------ Records provided ------
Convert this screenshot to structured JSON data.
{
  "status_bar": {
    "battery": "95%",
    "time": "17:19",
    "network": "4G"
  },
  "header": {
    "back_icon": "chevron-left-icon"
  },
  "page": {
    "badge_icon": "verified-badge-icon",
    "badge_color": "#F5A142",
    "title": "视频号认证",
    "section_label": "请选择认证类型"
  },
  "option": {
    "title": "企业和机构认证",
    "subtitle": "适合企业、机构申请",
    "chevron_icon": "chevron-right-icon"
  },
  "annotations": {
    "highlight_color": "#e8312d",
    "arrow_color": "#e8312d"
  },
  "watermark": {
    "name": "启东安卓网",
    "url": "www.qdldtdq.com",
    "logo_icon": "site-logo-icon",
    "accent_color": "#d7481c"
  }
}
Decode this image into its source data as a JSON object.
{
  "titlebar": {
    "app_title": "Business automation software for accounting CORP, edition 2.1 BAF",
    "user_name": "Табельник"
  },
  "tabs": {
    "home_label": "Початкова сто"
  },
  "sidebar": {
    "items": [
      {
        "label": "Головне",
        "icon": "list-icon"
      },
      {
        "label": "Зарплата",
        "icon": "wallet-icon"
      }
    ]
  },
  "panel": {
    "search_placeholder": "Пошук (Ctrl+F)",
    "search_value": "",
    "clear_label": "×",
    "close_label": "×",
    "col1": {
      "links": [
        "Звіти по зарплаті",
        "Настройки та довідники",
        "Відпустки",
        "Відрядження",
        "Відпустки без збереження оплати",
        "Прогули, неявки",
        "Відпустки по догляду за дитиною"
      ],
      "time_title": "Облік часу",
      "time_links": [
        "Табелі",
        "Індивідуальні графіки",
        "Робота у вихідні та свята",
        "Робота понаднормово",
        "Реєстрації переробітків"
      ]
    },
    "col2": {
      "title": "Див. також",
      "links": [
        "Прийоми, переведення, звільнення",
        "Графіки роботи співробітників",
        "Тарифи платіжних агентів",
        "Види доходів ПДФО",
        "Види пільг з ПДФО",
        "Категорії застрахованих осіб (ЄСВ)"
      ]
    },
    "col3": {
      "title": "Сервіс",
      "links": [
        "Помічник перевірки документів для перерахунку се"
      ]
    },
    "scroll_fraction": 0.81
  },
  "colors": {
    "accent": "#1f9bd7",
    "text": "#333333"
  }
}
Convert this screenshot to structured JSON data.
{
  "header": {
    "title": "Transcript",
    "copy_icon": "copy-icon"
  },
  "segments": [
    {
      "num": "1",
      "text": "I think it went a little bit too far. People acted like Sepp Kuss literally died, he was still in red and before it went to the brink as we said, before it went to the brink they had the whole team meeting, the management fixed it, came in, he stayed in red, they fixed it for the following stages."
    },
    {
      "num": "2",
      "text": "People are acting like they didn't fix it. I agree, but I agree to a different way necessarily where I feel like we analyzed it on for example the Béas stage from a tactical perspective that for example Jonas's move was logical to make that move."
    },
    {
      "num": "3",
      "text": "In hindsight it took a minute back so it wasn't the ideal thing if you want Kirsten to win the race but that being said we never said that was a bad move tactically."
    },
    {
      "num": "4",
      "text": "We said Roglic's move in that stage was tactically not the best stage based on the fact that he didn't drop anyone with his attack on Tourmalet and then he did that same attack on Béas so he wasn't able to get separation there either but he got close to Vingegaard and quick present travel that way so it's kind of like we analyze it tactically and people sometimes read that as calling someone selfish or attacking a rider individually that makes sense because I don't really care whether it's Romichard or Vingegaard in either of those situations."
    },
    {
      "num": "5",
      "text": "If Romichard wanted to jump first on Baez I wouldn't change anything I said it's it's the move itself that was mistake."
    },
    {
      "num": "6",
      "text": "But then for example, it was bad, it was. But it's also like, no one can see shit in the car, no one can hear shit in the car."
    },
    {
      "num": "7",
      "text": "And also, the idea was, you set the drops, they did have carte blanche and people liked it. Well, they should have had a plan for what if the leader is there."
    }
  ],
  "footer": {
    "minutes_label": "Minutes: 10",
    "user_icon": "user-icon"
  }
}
------
- **Exercise details**: Gather from the entries above all lines that include the string "there".

- **Answer**:
      "text": "We said Roglic's move in that stage was tactically not the best stage based on the fact that he didn't drop anyone with his attack on Tourmalet and then he did that same attack on Béas so he wasn't able to get separation there either but he got close to Vingegaard and quick present travel that way so it's kind of like we analyze it tactically and people sometimes read that as calling someone selfish or attacking a rider individually that makes sense because I don't really care whether it's Romichard or Vingegaard in either of those situations."
      "text": "And also, the idea was, you set the drops, they did have carte blanche and people liked it. Well, they should have had a plan for what if the leader is there."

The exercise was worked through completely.